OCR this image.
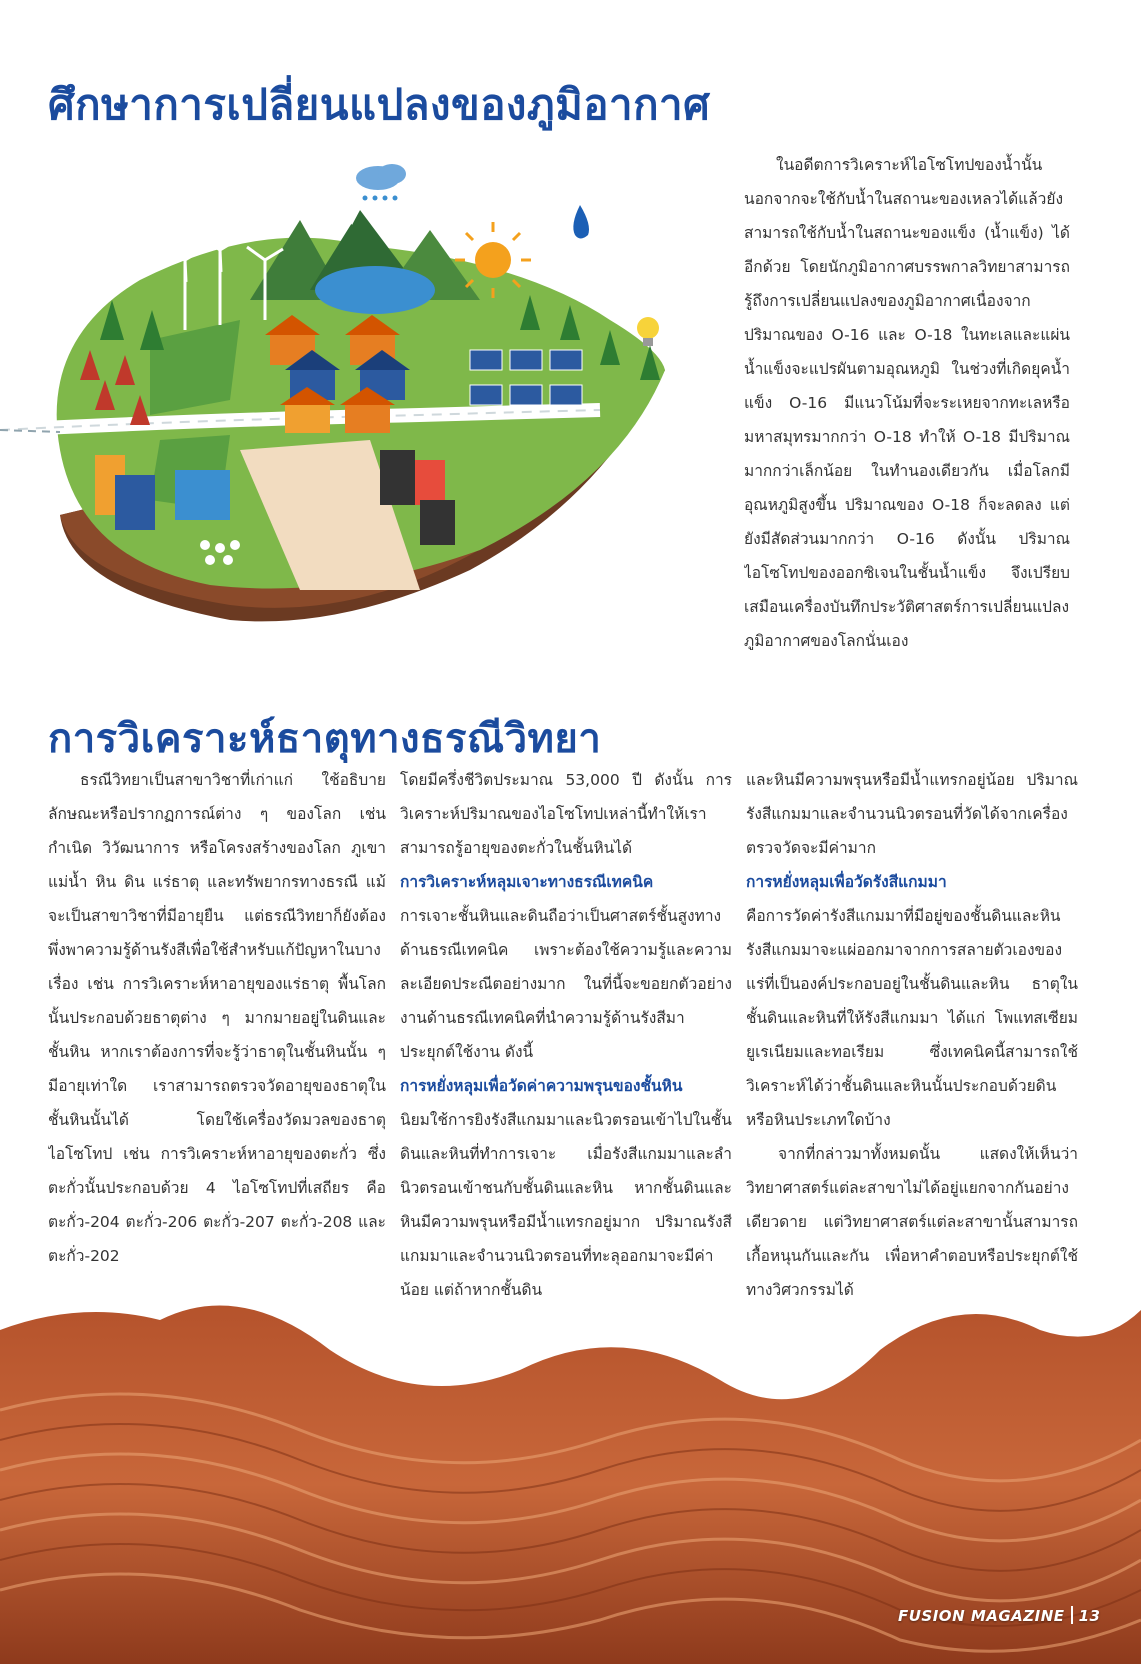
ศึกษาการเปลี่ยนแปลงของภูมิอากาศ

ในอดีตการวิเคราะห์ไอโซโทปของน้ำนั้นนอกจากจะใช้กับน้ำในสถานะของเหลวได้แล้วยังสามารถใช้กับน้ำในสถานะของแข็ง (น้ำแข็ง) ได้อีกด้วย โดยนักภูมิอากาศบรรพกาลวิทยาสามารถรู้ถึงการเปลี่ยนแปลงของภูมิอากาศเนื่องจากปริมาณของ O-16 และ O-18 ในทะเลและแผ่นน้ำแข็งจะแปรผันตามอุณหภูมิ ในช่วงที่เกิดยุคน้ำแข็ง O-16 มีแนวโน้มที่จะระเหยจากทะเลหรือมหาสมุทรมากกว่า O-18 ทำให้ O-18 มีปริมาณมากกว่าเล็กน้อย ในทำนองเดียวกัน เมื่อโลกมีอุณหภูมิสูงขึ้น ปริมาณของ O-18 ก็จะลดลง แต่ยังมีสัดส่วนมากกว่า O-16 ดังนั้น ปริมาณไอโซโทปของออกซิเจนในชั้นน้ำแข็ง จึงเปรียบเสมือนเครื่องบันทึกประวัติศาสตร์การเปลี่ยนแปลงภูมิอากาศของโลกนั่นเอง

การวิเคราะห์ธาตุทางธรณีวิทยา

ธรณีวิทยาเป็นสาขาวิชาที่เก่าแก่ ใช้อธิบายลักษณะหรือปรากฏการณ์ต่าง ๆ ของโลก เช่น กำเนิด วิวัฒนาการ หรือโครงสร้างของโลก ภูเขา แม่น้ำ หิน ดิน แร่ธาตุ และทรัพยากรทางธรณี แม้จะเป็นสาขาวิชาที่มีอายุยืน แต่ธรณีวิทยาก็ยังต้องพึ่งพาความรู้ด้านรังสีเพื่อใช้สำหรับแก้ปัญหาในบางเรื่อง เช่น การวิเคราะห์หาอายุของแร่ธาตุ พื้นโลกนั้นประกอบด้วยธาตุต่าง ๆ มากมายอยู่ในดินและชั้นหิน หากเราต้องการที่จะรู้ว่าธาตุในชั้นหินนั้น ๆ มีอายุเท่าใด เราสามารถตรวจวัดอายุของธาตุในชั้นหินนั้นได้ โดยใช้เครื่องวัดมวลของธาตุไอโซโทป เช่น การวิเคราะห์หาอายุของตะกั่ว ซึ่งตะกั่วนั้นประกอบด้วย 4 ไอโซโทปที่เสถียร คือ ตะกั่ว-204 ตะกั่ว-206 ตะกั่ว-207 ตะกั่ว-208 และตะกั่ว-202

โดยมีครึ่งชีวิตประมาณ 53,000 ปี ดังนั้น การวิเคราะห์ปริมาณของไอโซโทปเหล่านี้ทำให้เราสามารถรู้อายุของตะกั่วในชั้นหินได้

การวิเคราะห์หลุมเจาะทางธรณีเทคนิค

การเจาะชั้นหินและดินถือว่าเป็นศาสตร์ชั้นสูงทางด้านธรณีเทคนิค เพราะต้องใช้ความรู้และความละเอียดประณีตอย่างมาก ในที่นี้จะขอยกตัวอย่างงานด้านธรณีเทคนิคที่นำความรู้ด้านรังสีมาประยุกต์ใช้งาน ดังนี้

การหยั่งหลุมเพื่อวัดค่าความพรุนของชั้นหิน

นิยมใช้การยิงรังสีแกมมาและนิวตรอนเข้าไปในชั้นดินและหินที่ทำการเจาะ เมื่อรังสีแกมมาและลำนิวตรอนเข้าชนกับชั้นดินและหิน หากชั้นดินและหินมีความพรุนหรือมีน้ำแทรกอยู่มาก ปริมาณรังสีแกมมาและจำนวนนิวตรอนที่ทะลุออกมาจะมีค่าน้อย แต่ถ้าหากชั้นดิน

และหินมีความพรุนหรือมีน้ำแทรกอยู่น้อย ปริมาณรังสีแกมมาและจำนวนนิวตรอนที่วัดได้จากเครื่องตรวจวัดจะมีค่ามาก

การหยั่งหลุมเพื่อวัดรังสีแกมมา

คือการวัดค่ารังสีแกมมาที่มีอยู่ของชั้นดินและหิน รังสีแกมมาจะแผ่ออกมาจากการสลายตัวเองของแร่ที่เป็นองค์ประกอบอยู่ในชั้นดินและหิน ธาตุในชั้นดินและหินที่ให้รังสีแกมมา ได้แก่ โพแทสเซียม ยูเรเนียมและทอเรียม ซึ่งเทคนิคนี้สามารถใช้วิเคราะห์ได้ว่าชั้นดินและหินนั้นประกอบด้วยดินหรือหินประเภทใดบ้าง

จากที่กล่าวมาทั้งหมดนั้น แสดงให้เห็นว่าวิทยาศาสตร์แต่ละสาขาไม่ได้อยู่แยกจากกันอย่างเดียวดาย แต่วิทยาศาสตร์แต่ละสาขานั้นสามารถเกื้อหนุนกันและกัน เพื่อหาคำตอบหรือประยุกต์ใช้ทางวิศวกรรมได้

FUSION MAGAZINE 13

═══

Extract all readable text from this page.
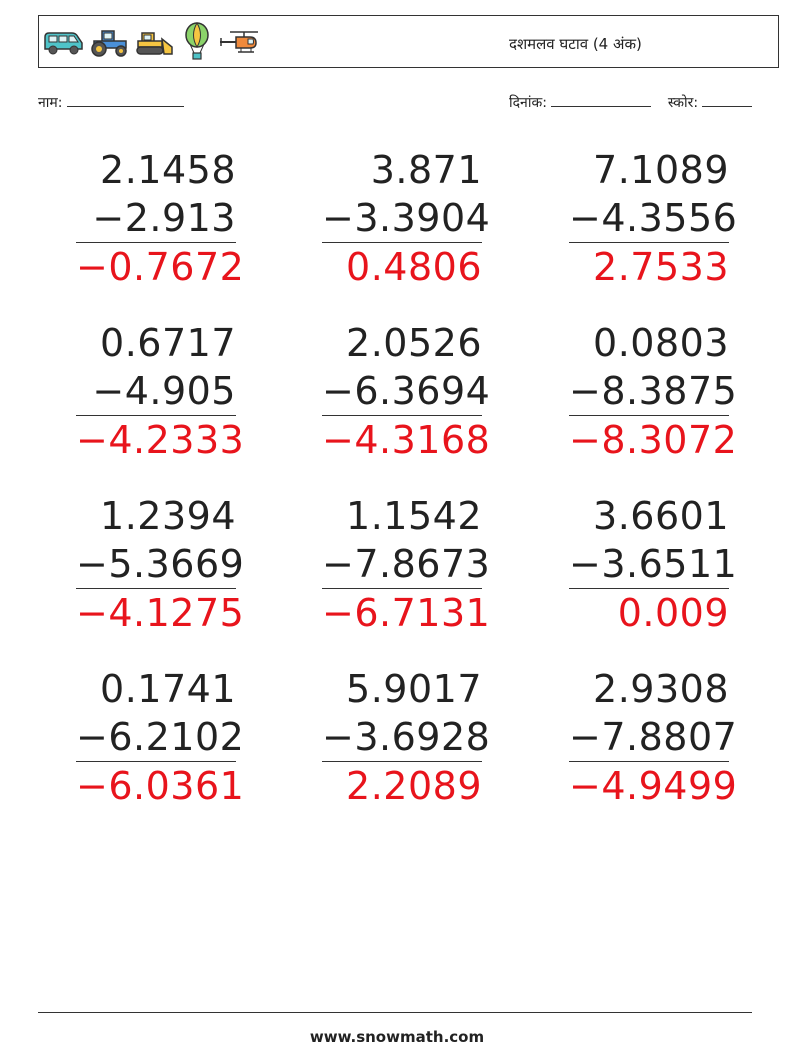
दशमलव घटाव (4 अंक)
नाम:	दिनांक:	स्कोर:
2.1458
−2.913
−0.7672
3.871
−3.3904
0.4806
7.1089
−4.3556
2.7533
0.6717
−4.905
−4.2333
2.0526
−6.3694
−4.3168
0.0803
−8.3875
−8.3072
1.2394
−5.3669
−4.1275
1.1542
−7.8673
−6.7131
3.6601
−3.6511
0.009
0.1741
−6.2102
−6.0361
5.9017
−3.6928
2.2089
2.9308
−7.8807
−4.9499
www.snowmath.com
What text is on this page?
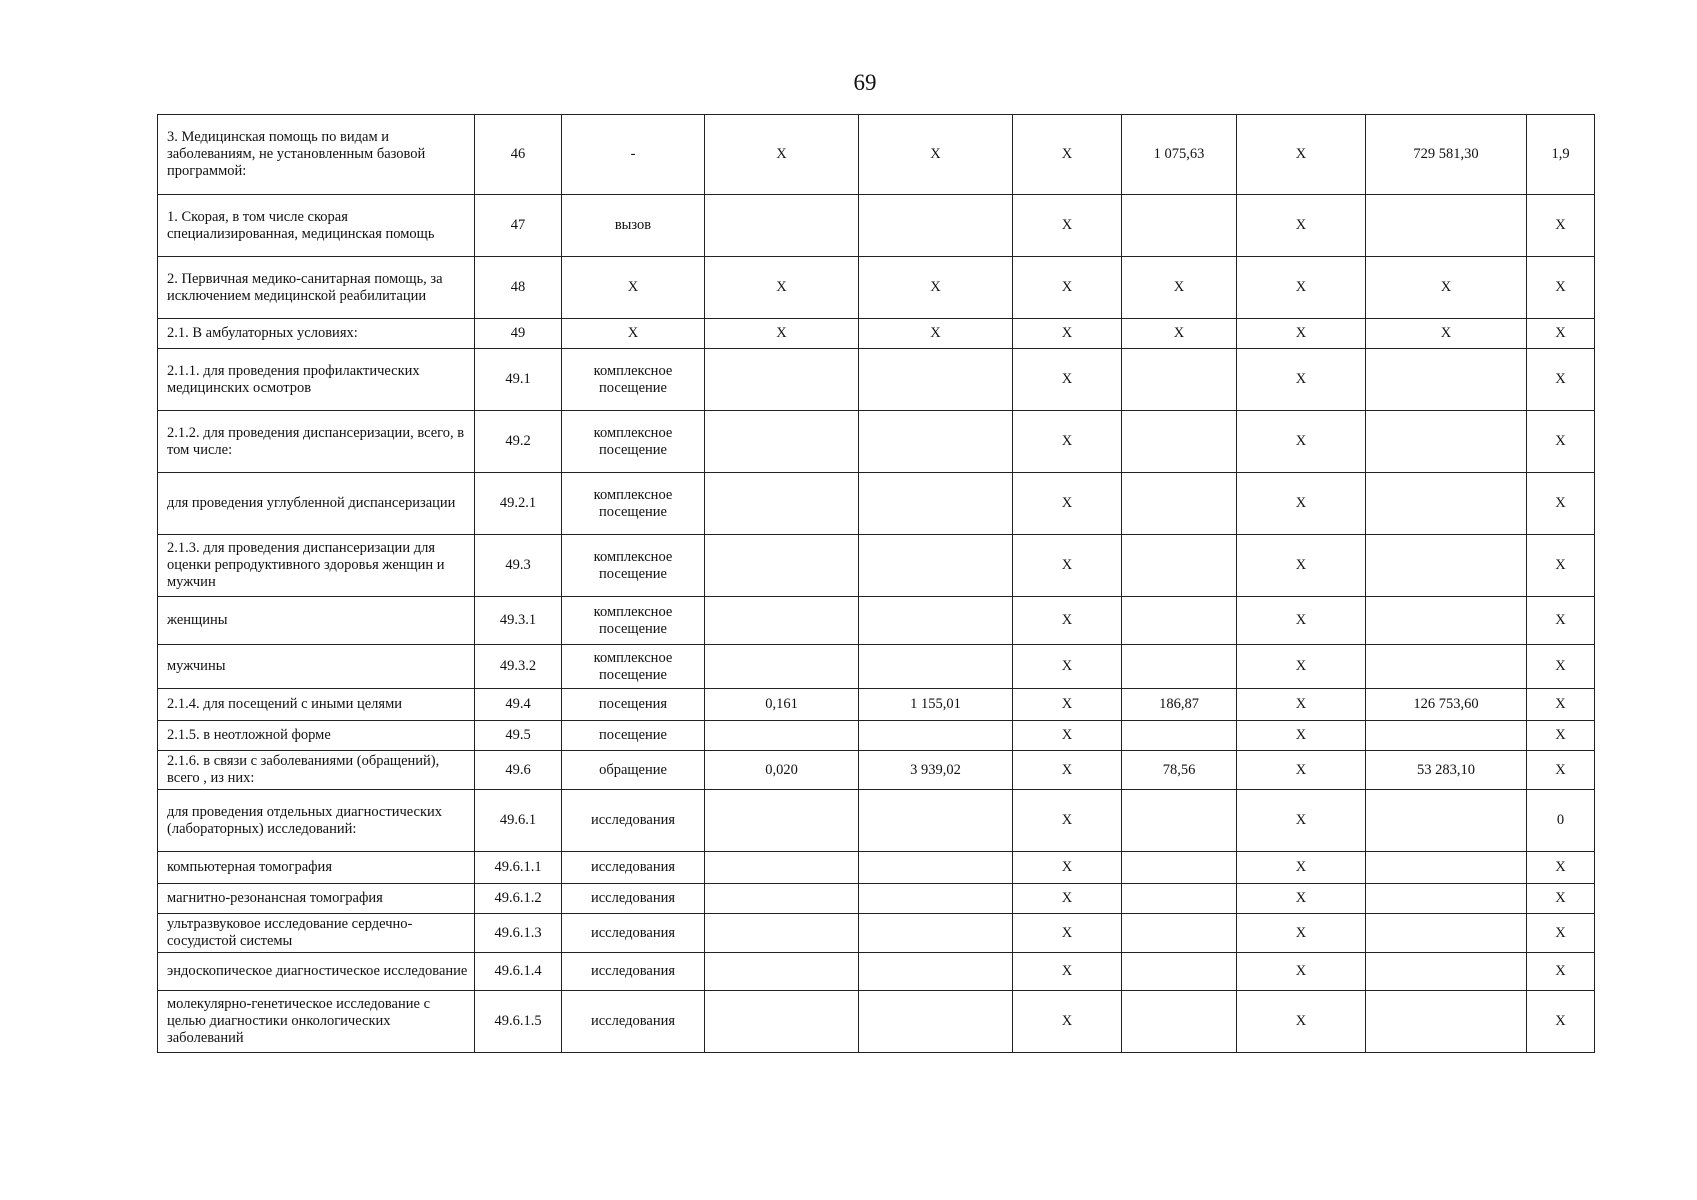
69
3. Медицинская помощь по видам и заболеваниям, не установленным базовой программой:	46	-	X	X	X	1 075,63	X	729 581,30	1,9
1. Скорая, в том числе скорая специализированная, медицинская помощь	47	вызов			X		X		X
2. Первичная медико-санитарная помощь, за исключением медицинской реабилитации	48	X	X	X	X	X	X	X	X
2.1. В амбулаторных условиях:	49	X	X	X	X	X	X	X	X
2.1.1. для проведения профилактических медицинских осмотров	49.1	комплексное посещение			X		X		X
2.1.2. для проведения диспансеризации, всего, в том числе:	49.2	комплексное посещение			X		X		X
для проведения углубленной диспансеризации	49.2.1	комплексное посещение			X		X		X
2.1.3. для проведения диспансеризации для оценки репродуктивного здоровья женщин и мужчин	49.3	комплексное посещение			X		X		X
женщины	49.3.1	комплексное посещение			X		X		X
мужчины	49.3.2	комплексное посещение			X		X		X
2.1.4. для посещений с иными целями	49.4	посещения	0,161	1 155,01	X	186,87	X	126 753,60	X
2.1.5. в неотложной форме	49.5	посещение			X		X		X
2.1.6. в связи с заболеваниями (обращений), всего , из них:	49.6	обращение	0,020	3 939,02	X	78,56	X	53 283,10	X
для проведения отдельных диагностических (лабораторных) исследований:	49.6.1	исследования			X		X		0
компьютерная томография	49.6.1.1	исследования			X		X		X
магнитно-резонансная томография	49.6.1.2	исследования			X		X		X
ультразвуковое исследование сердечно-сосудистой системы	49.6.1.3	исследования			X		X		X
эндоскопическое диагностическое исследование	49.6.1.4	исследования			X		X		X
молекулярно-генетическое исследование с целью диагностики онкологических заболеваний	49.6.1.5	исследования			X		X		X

═══

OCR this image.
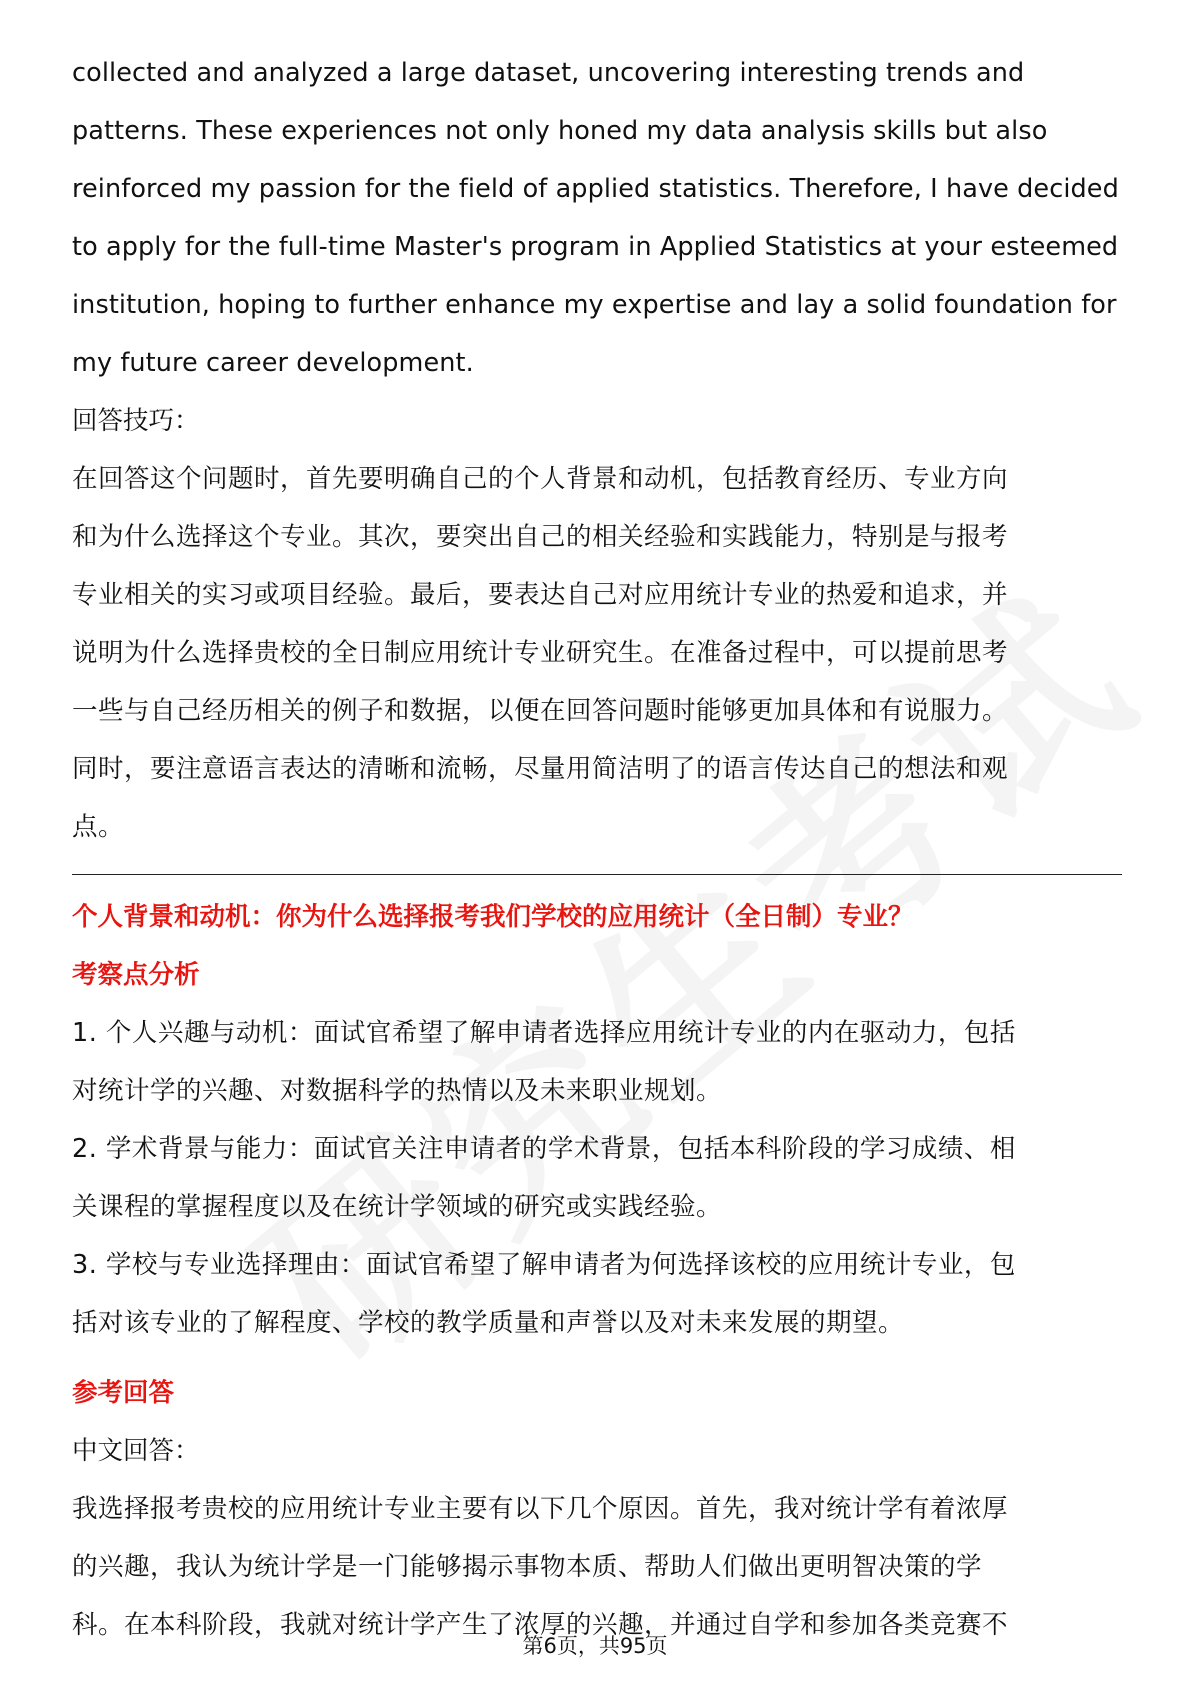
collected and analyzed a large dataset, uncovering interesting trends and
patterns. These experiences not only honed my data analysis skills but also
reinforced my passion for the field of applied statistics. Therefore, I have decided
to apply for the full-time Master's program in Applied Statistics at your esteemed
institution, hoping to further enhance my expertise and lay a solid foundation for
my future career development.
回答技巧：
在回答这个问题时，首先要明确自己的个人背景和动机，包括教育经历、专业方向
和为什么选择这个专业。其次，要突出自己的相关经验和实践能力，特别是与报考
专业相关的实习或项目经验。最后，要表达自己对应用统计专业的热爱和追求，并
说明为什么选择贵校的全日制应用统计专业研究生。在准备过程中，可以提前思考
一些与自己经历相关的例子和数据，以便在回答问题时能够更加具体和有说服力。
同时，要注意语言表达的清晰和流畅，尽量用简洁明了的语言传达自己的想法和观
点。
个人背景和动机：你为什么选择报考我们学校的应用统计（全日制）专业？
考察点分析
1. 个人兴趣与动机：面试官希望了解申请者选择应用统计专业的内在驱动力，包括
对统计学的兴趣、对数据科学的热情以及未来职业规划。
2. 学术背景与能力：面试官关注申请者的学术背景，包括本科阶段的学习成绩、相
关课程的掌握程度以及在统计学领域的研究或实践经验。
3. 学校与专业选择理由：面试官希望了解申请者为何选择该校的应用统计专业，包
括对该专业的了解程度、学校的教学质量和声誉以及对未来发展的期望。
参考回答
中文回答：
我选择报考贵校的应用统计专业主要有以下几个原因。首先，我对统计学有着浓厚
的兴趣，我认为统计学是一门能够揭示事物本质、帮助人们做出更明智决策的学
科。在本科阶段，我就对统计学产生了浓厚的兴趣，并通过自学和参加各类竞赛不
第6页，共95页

═══

Track down every line holding the string "диспансеризации" and copy it.

2.1.2. для проведения диспансеризации, всего, в том числе:	49.2	комплексное посещение			X		X		X
для проведения углубленной диспансеризации	49.2.1	комплексное посещение			X		X		X
2.1.3. для проведения диспансеризации для оценки репродуктивного здоровья женщин и мужчин	49.3	комплексное посещение			X		X		X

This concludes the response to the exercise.